#### Aufgabenstellung
Zitieren Sie aus dem folgenden Textabschnitt über Max' Geschichte wörtlich die Passage, die mit den Worten „Eine ungewöhnliche Einführung“ beginnt und mit „und uns selbst.“ endet.

#### Textabschnitt
Eine ungewöhnliche Einführung in diese Doppelbelichtung, das gebe ich zu, doch lassen Sie mich es erläutern. Es geht hier nicht mehr um jugendliche Konflikte in zerrütteten Familien oder um schamlose Szenarien, in denen die, die uns führen sollten, unsere Unschuld ausnutzen, um ihre moralischen Schwächen zu befriedigen. Max' Geschichte beschäftigt sich jetzt mit dem Überleben in der Welt der Erwachsenen, mit Herausforderungen, Sehnsüchten, Leidenschaften und der Sorge um unsere Verantwortung gegenüber anderen und uns selbst.

#### Datenauszug
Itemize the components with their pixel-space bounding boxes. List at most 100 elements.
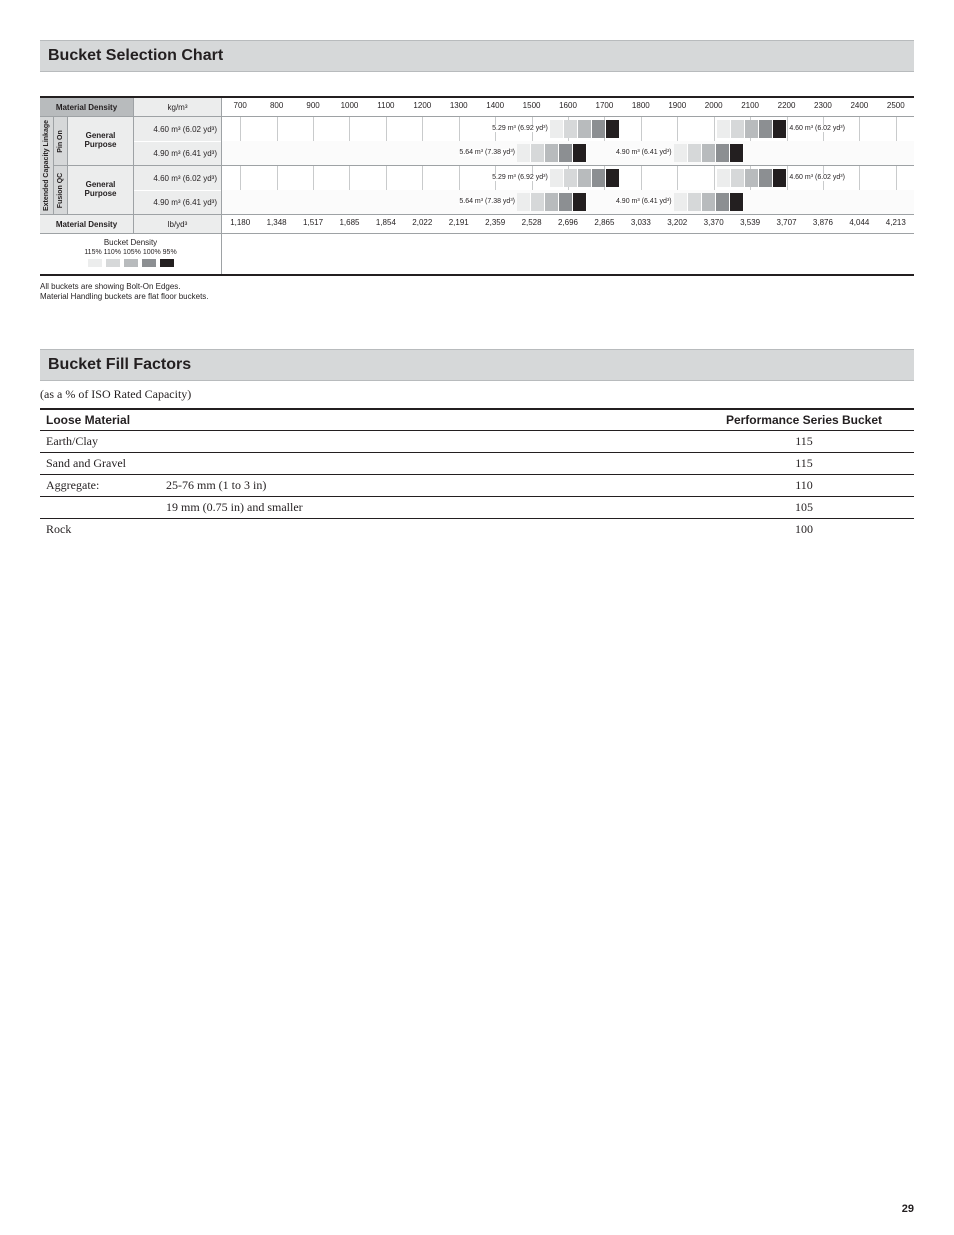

#### Lösung
Eine ungewöhnliche Einführung in diese Doppelbelichtung, das gebe ich zu, doch lassen Sie mich es erläutern. Es geht hier nicht mehr um jugendliche Konflikte in zerrütteten Familien oder um schamlose Szenarien, in denen die, die uns führen sollten, unsere Unschuld ausnutzen, um ihre moralischen Schwächen zu befriedigen. Max' Geschichte beschäftigt sich jetzt mit dem Überleben in der Welt der Erwachsenen, mit Herausforderungen, Sehnsüchten, Leidenschaften und der Sorge um unsere Verantwortung gegenüber anderen und uns selbst.